##### Article #####

C’est une journée très importante pour valoriser la détermination de la femme rurale et de toutes les femmes. Au-delà de la célébration, c’est un moment pour s’arrêter et regarder le vécu de milliers de femmes vivant dans le monde rural :  faire un bilan des politiques annoncées et des mesures mises en place.

C’est pour cela qu’avec un des partenaires du projet, le Comité consultatif des femmes de Tambacounda, nous allons organiser une campagne de sensibilisation et de plaidoyer à l’accès des femmes aux ressources productives. Nous allons interpeller, informer et sensibiliser les autorités étatiques, religieuses et coutumières sur les difficultés des femmes à obtenir les terres, les intrants, le financement nécessaires pour produire dignement.
On veut attirer leur attention sur le fait que les changements climatiques obligent à repenser tous les programmes agricoles, et leur suggérer que quand ils mettent en place des programmes, pour octroyer des équipements ou distribuer des intrants par exemple, il faut qu’il y ait des quotas pour les femmes. Il faut mettre en place une discrimination positive en faveur des productrices.

Enfin, cette journée est aussi l’occasion de saluer l’engagement de celles et ceux qui se battent pour une meilleure reconnaissance et une meilleure valorisation du travail invisible des femmes productrices, qui constituent une main d’œuvre agricole importante.

Pandémie oblige, le projet n’a pu réellement prendre son envol qu’au début de l’année 2021. Voyez-vous quand même se dessiner certains résultats ?

Absolument ! Nous avons commencé par redynamiser les organisations de productrices et de producteurs par des formations en développement organisationnel, les femmes sont désormais mieux outillées pour comprendre et utiliser les approches et les stratégies du projet pour l’atteinte des résultats. Afin de créer une synergie d’expertises et maximiser nos résultats, nous travaillons d’ailleurs avec plusieurs partenaires dans les domaines de l’environnement, de l’égalité femme-homme, de l’agriculture intelligente ou encore de la gestion des ressources en eau.

Et oui des résultats se dessinent... À la suite des premières campagnes de sensibilisation, les autorités locales ont octroyé 24 hectares de terres à des groupements de femmes. Par ailleurs, des leaders commencent à émerger et à s’exprimer. Il arrive maintenant que quand des femmes se voient offrir 1 hectare, elles refusent et réclament des superficies plus structurantes pour pouvoir produire et répondre à la demande du marché. Elles comprennent que personne ne va réclamer leurs droits à leur place.

#####

### Consigne 1
Recopiez sans changement les enregistrements, en commençant au tout premier et en terminant à la ligne qui contient "refresh-icon (40, 406, 56, 422)", celle-ci incluse.
Ces enregistrements n'ont aucun lien avec l'article.

##### Données affichées #####

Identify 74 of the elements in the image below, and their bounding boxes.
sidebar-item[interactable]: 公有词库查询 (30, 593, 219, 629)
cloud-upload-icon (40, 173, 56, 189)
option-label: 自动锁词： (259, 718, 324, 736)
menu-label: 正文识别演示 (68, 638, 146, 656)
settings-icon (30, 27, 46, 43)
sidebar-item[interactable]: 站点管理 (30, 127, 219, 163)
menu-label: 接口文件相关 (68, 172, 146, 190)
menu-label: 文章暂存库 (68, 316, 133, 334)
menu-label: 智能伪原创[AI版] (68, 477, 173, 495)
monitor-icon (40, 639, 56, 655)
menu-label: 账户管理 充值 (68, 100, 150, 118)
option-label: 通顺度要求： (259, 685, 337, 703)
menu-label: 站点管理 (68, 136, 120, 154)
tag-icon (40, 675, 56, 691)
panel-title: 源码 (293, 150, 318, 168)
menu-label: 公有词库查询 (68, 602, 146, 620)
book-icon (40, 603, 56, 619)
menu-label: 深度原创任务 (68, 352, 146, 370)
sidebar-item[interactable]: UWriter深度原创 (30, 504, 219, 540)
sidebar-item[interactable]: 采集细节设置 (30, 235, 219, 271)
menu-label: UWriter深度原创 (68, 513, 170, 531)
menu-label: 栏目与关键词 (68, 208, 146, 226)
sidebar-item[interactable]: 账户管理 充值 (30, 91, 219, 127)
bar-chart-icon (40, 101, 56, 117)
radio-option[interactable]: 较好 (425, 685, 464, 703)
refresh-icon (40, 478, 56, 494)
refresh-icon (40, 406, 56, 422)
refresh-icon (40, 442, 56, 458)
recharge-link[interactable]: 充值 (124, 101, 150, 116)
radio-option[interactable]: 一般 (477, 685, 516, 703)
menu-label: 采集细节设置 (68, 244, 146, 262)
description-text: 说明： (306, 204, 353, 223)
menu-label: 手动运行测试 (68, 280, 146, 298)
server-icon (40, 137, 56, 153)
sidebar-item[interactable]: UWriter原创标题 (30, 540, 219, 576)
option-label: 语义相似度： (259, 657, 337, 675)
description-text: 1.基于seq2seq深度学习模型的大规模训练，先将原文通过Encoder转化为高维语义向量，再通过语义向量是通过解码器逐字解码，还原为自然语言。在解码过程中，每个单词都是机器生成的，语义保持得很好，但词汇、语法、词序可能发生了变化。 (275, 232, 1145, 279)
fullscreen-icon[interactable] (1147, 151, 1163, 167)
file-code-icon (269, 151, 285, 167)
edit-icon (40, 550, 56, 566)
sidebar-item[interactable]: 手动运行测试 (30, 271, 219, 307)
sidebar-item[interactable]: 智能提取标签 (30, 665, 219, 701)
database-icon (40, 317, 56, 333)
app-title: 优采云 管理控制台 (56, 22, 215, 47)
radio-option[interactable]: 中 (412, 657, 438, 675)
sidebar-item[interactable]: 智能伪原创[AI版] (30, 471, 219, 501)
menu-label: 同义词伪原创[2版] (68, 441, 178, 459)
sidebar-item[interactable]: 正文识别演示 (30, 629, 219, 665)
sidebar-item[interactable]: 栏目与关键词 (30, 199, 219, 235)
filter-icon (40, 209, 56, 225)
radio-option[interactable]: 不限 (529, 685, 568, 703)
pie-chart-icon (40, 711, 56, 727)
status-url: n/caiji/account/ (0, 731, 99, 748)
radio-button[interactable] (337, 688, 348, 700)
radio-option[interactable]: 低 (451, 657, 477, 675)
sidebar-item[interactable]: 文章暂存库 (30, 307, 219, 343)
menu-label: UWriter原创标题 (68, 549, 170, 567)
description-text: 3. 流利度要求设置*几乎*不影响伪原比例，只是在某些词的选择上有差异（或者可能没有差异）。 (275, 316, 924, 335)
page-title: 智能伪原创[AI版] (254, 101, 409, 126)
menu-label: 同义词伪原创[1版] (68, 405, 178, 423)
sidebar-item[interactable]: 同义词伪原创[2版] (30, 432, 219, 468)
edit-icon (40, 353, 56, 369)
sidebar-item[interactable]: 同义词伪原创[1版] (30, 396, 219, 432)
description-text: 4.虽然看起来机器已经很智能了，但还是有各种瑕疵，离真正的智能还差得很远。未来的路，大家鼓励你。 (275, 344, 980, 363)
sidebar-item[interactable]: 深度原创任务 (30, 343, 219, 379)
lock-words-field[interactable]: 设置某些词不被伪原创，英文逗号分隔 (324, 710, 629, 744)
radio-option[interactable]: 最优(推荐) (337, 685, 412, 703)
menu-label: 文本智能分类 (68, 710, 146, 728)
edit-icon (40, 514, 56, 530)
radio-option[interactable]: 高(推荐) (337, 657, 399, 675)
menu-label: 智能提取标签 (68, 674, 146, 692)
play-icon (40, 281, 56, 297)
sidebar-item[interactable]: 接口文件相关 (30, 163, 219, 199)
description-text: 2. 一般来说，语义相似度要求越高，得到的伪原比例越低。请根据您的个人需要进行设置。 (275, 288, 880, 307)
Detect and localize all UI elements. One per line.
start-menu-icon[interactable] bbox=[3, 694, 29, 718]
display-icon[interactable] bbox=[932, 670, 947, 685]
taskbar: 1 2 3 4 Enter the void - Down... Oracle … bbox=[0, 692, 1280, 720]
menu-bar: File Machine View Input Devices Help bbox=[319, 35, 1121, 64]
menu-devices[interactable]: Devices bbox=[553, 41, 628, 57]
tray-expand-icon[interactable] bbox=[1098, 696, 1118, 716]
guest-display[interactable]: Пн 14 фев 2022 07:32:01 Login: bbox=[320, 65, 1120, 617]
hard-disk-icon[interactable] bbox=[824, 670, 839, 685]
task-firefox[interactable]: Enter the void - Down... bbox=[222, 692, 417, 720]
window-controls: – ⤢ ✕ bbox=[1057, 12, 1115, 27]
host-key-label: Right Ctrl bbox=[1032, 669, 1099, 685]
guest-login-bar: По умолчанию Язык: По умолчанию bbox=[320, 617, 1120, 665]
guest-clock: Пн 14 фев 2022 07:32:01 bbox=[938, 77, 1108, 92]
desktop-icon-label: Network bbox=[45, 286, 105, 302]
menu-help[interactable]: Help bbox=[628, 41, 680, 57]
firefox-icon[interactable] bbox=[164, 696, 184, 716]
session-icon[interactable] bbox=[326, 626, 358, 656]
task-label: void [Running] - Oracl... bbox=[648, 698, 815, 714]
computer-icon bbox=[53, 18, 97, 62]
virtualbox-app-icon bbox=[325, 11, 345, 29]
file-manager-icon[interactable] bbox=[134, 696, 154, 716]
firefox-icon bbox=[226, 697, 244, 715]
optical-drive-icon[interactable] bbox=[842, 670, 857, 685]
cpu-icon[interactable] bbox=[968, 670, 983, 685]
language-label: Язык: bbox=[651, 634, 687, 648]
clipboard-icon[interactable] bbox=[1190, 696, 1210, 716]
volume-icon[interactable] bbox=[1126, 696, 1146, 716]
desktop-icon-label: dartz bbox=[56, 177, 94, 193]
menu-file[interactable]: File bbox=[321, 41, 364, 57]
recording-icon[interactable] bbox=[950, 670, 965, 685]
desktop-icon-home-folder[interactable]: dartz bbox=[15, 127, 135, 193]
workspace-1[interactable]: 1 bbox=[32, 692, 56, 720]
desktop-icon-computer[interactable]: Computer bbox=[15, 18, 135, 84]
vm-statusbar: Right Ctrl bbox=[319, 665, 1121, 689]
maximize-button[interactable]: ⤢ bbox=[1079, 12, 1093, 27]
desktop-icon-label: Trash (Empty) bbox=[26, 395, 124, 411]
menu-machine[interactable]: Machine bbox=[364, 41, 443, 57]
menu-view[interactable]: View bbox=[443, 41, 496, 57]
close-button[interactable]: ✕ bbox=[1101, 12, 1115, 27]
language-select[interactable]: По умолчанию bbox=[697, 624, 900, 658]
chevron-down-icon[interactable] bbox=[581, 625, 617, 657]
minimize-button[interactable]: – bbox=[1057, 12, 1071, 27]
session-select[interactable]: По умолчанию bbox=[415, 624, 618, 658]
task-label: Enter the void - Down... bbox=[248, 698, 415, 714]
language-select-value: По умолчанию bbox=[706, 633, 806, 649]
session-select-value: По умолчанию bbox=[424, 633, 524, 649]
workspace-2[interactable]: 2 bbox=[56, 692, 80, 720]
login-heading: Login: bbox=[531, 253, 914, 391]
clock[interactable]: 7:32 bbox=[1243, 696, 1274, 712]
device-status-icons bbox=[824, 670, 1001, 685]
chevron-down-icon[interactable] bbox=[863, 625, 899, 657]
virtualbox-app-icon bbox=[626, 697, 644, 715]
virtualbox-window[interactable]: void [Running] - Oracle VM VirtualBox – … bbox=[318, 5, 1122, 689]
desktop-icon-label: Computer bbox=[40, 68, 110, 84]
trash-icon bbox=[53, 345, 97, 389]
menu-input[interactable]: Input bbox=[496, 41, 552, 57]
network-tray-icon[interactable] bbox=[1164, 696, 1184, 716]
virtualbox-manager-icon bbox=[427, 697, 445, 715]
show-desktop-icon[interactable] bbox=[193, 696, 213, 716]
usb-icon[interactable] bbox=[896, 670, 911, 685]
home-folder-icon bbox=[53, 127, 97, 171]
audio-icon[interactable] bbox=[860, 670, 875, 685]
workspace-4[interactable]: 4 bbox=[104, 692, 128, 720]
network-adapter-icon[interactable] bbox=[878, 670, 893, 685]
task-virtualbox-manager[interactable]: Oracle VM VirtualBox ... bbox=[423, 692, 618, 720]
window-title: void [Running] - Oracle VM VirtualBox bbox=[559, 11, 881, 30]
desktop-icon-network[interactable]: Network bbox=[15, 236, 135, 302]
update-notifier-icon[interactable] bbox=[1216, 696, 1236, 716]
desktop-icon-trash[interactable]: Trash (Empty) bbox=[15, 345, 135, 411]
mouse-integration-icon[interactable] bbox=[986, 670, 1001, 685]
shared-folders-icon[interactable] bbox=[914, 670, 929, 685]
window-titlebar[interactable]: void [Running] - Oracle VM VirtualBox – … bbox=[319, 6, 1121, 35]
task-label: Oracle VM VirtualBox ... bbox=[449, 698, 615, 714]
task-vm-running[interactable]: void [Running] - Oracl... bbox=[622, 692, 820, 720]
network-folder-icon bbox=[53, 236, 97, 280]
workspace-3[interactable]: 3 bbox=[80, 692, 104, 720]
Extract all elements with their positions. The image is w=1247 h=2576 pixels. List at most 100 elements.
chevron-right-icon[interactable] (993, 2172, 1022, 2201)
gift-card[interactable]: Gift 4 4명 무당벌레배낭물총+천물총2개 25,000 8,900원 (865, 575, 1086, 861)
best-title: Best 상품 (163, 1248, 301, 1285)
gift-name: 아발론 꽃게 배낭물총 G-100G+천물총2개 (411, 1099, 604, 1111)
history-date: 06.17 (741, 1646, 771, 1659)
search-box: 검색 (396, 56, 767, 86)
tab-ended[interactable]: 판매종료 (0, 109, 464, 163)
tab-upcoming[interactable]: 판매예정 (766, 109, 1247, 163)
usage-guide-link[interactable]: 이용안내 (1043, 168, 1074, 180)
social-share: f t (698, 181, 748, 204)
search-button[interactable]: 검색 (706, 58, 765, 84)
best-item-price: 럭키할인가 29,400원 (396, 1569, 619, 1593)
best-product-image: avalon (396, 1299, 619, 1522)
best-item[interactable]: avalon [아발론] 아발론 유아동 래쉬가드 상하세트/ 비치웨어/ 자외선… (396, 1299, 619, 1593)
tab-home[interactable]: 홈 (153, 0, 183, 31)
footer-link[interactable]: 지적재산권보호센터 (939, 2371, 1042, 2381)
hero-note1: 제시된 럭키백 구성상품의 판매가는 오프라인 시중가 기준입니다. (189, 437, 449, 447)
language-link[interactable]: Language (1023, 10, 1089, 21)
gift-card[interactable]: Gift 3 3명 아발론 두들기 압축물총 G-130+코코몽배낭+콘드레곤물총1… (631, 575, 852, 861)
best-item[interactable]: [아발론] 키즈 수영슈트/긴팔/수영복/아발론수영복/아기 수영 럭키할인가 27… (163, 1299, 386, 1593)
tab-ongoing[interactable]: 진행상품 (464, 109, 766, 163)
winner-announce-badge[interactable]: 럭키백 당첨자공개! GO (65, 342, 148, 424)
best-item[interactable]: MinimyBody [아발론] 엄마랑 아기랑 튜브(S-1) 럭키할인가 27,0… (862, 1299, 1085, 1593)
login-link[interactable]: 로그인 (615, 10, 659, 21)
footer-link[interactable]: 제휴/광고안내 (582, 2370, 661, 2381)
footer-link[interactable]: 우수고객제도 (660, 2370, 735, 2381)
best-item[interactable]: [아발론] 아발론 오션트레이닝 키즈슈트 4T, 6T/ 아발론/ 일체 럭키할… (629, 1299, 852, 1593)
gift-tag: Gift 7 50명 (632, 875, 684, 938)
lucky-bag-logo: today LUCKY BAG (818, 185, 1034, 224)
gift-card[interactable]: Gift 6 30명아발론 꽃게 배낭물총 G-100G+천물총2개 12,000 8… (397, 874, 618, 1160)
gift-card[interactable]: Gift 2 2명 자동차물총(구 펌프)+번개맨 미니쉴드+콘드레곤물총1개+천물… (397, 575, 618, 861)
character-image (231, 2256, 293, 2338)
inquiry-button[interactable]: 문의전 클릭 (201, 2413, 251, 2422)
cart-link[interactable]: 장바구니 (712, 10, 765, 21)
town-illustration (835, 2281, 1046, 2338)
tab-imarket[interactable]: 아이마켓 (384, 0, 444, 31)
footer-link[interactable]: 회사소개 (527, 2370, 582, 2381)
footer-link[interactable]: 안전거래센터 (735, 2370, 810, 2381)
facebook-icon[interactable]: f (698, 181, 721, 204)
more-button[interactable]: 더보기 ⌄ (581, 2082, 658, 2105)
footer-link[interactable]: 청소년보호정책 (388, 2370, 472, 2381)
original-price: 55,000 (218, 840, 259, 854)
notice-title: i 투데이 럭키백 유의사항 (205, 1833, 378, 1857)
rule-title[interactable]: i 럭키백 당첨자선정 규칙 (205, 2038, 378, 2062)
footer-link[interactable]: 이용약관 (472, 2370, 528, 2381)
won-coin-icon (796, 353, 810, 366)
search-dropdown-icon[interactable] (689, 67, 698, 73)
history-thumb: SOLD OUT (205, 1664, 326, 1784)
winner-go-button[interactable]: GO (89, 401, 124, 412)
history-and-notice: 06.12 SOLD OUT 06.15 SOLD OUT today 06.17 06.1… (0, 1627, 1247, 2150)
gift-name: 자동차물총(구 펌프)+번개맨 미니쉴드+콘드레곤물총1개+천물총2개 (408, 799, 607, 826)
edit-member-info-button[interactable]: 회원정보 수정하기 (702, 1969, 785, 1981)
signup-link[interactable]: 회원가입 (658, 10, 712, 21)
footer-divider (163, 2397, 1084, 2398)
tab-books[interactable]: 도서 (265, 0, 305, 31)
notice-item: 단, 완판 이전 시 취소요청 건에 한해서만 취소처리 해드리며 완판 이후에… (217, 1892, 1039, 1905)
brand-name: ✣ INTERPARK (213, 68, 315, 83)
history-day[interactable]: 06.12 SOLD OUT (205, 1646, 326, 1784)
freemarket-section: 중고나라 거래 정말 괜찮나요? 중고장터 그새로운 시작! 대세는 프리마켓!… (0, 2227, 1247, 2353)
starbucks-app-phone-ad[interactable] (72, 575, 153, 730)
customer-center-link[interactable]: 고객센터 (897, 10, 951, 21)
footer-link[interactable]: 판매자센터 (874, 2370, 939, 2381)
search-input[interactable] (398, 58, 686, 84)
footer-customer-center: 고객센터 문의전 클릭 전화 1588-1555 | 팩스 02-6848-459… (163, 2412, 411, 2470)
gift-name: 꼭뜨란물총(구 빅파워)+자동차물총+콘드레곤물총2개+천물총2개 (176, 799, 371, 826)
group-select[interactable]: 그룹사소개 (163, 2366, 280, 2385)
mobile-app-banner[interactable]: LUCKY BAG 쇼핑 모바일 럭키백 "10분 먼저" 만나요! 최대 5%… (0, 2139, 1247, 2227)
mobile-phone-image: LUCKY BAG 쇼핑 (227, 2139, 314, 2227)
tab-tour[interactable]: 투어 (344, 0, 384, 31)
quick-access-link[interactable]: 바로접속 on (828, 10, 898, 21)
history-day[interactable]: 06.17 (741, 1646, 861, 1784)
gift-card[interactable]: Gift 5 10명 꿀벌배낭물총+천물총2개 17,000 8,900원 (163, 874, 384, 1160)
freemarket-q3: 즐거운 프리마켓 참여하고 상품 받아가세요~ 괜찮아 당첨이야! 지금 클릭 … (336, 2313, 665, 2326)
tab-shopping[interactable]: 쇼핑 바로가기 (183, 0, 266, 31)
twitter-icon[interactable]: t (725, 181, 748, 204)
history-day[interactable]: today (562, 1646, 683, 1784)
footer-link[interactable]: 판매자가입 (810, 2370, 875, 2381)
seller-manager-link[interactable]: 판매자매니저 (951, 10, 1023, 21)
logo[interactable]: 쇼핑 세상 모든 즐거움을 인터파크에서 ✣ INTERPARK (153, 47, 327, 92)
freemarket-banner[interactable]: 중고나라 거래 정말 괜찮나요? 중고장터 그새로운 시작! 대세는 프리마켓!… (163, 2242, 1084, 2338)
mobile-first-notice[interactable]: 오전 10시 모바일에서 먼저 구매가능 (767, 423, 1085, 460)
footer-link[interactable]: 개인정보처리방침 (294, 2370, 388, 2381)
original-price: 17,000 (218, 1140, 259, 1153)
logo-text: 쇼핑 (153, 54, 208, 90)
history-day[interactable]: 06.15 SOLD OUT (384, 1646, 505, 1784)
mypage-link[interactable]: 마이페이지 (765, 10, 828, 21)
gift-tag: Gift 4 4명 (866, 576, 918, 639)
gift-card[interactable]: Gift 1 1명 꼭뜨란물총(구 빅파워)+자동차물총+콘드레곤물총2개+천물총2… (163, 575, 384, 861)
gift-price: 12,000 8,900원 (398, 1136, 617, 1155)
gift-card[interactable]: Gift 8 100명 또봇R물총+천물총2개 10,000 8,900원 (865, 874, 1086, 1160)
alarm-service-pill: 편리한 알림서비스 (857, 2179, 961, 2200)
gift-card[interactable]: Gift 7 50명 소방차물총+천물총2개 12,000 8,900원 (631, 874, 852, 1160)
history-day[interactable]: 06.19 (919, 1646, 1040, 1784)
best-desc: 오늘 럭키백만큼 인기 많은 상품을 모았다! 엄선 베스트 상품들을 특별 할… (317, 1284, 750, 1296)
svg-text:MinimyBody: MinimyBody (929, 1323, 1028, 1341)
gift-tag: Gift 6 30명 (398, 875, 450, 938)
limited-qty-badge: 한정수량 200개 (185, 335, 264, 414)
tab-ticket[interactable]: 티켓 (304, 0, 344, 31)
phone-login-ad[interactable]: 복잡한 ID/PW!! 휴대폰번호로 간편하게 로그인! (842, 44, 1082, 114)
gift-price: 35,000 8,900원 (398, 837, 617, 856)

#####

### Consigne 2
Dans l'article sur les femmes rurales, énumérez les domaines dans lesquels travaillent les partenaires du projet.

### Réponse complète 1
Identify 74 of the elements in the image below, and their bounding boxes.
sidebar-item[interactable]: 公有词库查询 (30, 593, 219, 629)
cloud-upload-icon (40, 173, 56, 189)
option-label: 自动锁词： (259, 718, 324, 736)
menu-label: 正文识别演示 (68, 638, 146, 656)
settings-icon (30, 27, 46, 43)
sidebar-item[interactable]: 站点管理 (30, 127, 219, 163)
menu-label: 接口文件相关 (68, 172, 146, 190)
menu-label: 文章暂存库 (68, 316, 133, 334)
menu-label: 智能伪原创[AI版] (68, 477, 173, 495)
monitor-icon (40, 639, 56, 655)
menu-label: 账户管理 充值 (68, 100, 150, 118)
option-label: 通顺度要求： (259, 685, 337, 703)
menu-label: 站点管理 (68, 136, 120, 154)
tag-icon (40, 675, 56, 691)
panel-title: 源码 (293, 150, 318, 168)
menu-label: 公有词库查询 (68, 602, 146, 620)
book-icon (40, 603, 56, 619)
menu-label: 深度原创任务 (68, 352, 146, 370)
sidebar-item[interactable]: UWriter深度原创 (30, 504, 219, 540)
sidebar-item[interactable]: 采集细节设置 (30, 235, 219, 271)
menu-label: UWriter深度原创 (68, 513, 170, 531)
menu-label: 栏目与关键词 (68, 208, 146, 226)
sidebar-item[interactable]: 账户管理 充值 (30, 91, 219, 127)
bar-chart-icon (40, 101, 56, 117)
radio-option[interactable]: 较好 (425, 685, 464, 703)
refresh-icon (40, 478, 56, 494)
refresh-icon (40, 406, 56, 422)

### Réponse complète 2
- l'environnement
- l'égalité femme-homme
- l'agriculture intelligente
- la gestion des ressources en eau